● Action item
Look for the word "University" in the data below, and copy every line that holds it.

───── Exercise materials ─────

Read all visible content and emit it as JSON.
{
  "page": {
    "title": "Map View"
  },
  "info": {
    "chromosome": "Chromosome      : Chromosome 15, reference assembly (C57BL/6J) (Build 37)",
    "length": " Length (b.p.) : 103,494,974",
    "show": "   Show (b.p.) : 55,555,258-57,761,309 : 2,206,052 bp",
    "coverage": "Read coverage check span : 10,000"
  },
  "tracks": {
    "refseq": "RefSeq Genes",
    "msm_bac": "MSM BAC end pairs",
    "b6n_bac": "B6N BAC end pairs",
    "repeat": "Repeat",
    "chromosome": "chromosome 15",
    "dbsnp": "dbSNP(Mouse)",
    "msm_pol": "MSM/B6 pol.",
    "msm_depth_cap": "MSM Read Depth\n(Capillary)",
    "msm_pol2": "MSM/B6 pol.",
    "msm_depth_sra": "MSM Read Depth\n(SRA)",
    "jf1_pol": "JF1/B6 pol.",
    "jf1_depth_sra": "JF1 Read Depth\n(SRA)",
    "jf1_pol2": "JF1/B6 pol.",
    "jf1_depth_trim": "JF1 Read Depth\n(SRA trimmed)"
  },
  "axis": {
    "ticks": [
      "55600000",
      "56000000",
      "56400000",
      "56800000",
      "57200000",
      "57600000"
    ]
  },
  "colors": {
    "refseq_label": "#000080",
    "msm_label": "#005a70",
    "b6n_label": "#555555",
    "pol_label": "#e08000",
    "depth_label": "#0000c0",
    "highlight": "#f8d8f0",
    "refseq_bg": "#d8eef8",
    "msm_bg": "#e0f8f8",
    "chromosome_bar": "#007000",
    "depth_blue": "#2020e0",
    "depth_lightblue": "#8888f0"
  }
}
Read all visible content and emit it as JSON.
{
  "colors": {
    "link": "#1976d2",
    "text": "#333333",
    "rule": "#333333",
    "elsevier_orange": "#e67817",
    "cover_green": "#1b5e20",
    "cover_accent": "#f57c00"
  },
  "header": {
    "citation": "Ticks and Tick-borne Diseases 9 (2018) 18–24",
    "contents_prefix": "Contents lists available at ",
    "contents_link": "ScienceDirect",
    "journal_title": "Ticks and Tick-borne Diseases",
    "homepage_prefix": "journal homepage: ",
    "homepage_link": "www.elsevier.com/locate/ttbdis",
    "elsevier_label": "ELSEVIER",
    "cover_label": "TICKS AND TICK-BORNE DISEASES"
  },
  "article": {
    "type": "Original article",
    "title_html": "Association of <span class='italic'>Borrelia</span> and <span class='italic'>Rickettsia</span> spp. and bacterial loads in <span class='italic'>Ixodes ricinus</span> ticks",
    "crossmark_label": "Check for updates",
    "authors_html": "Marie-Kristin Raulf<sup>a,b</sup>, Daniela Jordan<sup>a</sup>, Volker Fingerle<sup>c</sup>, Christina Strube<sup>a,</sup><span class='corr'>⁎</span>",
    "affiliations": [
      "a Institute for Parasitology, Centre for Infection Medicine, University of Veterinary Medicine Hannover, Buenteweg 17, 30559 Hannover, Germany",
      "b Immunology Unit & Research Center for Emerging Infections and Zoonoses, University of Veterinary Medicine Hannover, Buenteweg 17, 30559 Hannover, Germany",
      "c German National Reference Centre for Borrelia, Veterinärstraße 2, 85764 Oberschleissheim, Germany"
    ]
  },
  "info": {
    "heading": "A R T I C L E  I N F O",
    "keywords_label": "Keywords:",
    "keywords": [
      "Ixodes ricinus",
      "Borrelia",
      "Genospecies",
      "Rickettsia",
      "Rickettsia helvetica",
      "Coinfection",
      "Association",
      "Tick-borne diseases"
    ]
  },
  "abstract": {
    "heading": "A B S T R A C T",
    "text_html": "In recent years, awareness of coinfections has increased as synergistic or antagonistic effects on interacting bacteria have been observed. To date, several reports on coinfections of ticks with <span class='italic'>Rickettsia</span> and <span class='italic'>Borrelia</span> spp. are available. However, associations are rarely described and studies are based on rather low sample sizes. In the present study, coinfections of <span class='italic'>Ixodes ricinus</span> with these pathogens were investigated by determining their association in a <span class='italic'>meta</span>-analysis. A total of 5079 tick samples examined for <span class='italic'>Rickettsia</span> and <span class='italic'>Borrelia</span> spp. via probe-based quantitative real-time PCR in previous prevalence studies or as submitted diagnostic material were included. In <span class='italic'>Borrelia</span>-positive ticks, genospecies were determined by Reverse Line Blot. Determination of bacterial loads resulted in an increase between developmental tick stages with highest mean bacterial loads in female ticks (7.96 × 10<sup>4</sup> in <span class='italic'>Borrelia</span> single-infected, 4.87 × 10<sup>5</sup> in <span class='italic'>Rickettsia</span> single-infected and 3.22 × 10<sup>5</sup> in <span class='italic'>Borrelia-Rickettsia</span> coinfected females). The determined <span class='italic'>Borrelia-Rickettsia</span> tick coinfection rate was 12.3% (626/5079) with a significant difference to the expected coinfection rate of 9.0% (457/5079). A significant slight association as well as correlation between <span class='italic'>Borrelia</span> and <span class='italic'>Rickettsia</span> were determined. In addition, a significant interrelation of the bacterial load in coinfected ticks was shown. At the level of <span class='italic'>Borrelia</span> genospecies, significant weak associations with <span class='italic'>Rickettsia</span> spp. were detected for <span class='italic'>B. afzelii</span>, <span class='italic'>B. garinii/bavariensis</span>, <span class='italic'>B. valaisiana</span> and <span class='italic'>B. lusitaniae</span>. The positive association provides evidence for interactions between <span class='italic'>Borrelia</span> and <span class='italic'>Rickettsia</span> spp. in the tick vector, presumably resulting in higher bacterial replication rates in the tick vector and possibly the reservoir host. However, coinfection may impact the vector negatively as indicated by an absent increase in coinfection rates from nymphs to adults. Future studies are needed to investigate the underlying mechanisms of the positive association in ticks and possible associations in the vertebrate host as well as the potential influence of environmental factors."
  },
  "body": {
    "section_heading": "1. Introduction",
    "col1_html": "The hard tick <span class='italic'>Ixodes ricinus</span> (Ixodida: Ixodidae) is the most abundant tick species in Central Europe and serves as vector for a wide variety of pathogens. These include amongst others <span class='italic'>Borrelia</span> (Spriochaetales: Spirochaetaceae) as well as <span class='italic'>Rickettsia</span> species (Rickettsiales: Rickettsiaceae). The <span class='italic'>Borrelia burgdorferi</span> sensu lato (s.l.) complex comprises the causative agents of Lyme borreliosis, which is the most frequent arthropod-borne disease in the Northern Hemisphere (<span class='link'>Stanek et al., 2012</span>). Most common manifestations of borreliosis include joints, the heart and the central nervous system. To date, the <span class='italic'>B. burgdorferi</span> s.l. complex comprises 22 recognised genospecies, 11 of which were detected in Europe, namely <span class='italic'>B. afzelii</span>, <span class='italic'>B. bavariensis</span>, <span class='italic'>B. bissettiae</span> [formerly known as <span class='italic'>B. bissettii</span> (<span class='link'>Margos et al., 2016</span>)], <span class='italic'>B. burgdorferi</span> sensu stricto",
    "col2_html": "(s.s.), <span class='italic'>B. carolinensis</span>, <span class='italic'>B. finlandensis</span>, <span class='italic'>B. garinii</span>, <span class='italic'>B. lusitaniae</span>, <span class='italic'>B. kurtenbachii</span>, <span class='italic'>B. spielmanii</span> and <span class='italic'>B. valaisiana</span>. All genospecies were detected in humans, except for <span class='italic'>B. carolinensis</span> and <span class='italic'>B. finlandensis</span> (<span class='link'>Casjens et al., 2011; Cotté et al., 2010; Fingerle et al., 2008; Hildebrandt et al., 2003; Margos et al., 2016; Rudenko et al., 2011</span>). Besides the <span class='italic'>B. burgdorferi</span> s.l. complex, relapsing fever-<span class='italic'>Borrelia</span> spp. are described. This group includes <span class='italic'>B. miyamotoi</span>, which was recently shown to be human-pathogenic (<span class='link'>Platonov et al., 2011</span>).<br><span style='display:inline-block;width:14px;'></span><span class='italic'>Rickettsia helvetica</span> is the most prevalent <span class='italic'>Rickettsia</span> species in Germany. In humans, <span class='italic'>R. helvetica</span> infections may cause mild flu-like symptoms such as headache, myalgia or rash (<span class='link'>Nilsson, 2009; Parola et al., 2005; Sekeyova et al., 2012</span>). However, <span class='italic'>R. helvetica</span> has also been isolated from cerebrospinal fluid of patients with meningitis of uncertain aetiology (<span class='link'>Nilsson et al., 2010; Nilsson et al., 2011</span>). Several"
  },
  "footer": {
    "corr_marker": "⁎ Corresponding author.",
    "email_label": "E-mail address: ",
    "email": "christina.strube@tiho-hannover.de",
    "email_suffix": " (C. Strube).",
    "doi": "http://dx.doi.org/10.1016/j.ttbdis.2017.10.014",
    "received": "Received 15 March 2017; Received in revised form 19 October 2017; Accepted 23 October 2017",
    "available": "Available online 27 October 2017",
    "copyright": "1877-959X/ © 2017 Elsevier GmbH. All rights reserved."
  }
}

─────

● Result below
      "a Institute for Parasitology, Centre for Infection Medicine, University of Veterinary Medicine Hannover, Buenteweg 17, 30559 Hannover, Germany",
      "b Immunology Unit & Research Center for Emerging Infections and Zoonoses, University of Veterinary Medicine Hannover, Buenteweg 17, 30559 Hannover, Germany",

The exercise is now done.